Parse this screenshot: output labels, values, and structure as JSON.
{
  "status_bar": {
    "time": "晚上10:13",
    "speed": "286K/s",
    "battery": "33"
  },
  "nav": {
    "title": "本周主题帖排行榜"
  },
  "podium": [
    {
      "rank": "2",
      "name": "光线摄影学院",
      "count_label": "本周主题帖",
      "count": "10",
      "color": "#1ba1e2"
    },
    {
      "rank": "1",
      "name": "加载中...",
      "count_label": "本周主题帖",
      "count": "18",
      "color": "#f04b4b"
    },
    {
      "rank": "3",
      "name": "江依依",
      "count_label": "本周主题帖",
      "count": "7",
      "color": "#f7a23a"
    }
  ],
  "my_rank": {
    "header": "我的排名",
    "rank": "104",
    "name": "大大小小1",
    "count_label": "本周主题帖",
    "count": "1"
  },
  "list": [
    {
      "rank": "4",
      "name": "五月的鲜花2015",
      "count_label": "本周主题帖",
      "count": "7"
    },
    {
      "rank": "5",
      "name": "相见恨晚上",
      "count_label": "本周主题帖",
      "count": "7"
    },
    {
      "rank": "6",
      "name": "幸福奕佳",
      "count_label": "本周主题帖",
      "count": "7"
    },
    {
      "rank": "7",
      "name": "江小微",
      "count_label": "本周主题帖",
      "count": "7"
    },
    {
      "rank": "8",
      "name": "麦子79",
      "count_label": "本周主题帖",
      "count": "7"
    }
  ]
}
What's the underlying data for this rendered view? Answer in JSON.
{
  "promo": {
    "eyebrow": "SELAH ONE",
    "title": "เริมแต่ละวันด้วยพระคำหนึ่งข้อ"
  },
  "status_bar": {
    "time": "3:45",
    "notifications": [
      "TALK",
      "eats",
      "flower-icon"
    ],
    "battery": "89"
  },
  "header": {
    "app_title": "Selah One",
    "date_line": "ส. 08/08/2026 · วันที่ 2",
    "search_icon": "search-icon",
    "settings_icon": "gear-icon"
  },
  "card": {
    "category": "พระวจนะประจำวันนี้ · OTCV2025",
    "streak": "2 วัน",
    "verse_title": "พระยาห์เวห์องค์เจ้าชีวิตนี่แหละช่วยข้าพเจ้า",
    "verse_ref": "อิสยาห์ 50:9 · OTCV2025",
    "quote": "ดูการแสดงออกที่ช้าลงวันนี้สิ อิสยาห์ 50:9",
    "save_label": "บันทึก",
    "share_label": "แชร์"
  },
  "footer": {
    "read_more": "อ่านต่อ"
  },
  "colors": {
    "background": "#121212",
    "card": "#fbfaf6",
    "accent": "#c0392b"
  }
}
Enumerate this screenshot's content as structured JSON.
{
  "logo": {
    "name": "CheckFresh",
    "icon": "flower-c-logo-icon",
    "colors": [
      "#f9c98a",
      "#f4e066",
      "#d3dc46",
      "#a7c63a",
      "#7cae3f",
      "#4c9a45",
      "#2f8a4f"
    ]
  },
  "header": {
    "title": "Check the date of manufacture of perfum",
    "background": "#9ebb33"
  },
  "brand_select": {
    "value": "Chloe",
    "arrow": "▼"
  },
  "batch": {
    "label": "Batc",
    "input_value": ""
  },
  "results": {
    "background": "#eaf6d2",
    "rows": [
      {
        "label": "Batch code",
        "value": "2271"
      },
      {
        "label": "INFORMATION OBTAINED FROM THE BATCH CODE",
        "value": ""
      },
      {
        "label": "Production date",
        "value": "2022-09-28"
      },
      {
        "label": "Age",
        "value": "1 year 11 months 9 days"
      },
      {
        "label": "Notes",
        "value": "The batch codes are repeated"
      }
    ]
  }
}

*Set problem*.
Repeat the material word for word, in full.

*Response below*.
Parse this screenshot: output labels, values, and structure as JSON.
{
  "status_bar": {
    "time": "晚上10:13",
    "speed": "286K/s",
    "battery": "33"
  },
  "nav": {
    "title": "本周主题帖排行榜"
  },
  "podium": [
    {
      "rank": "2",
      "name": "光线摄影学院",
      "count_label": "本周主题帖",
      "count": "10",
      "color": "#1ba1e2"
    },
    {
      "rank": "1",
      "name": "加载中...",
      "count_label": "本周主题帖",
      "count": "18",
      "color": "#f04b4b"
    },
    {
      "rank": "3",
      "name": "江依依",
      "count_label": "本周主题帖",
      "count": "7",
      "color": "#f7a23a"
    }
  ],
  "my_rank": {
    "header": "我的排名",
    "rank": "104",
    "name": "大大小小1",
    "count_label": "本周主题帖",
    "count": "1"
  },
  "list": [
    {
      "rank": "4",
      "name": "五月的鲜花2015",
      "count_label": "本周主题帖",
      "count": "7"
    },
    {
      "rank": "5",
      "name": "相见恨晚上",
      "count_label": "本周主题帖",
      "count": "7"
    },
    {
      "rank": "6",
      "name": "幸福奕佳",
      "count_label": "本周主题帖",
      "count": "7"
    },
    {
      "rank": "7",
      "name": "江小微",
      "count_label": "本周主题帖",
      "count": "7"
    },
    {
      "rank": "8",
      "name": "麦子79",
      "count_label": "本周主题帖",
      "count": "7"
    }
  ]
}
What's the underlying data for this rendered view? Answer in JSON.
{
  "promo": {
    "eyebrow": "SELAH ONE",
    "title": "เริมแต่ละวันด้วยพระคำหนึ่งข้อ"
  },
  "status_bar": {
    "time": "3:45",
    "notifications": [
      "TALK",
      "eats",
      "flower-icon"
    ],
    "battery": "89"
  },
  "header": {
    "app_title": "Selah One",
    "date_line": "ส. 08/08/2026 · วันที่ 2",
    "search_icon": "search-icon",
    "settings_icon": "gear-icon"
  },
  "card": {
    "category": "พระวจนะประจำวันนี้ · OTCV2025",
    "streak": "2 วัน",
    "verse_title": "พระยาห์เวห์องค์เจ้าชีวิตนี่แหละช่วยข้าพเจ้า",
    "verse_ref": "อิสยาห์ 50:9 · OTCV2025",
    "quote": "ดูการแสดงออกที่ช้าลงวันนี้สิ อิสยาห์ 50:9",
    "save_label": "บันทึก",
    "share_label": "แชร์"
  },
  "footer": {
    "read_more": "อ่านต่อ"
  },
  "colors": {
    "background": "#121212",
    "card": "#fbfaf6",
    "accent": "#c0392b"
  }
}
Enumerate this screenshot's content as structured JSON.
{
  "logo": {
    "name": "CheckFresh",
    "icon": "flower-c-logo-icon",
    "colors": [
      "#f9c98a",
      "#f4e066",
      "#d3dc46",
      "#a7c63a",
      "#7cae3f",
      "#4c9a45",
      "#2f8a4f"
    ]
  },
  "header": {
    "title": "Check the date of manufacture of perfum",
    "background": "#9ebb33"
  },
  "brand_select": {
    "value": "Chloe",
    "arrow": "▼"
  },
  "batch": {
    "label": "Batc",
    "input_value": ""
  },
  "results": {
    "background": "#eaf6d2",
    "rows": [
      {
        "label": "Batch code",
        "value": "2271"
      },
      {
        "label": "INFORMATION OBTAINED FROM THE BATCH CODE",
        "value": ""
      },
      {
        "label": "Production date",
        "value": "2022-09-28"
      },
      {
        "label": "Age",
        "value": "1 year 11 months 9 days"
      },
      {
        "label": "Notes",
        "value": "The batch codes are repeated"
      }
    ]
  }
}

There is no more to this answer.